__Exercise materials__.
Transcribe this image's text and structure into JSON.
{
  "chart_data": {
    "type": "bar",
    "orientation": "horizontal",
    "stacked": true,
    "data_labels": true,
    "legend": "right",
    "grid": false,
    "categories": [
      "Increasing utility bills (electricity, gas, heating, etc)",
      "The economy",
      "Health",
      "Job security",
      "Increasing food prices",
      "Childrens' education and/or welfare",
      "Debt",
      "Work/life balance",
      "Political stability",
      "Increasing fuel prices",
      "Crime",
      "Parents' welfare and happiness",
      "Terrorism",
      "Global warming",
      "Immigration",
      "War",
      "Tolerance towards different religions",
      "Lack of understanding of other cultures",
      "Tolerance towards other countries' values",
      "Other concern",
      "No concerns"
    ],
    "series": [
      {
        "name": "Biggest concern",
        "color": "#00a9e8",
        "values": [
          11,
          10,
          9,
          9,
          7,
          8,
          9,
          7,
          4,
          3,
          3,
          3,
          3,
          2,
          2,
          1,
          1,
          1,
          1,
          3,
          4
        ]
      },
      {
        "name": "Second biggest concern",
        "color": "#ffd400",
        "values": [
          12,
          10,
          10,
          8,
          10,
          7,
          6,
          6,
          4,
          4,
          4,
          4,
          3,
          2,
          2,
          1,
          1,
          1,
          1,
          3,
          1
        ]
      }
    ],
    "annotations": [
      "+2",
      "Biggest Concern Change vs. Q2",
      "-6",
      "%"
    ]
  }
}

__Instructions to follow__.
Give only the number of lines in the listing above that include the string "Tolerance".

__Solution__.
2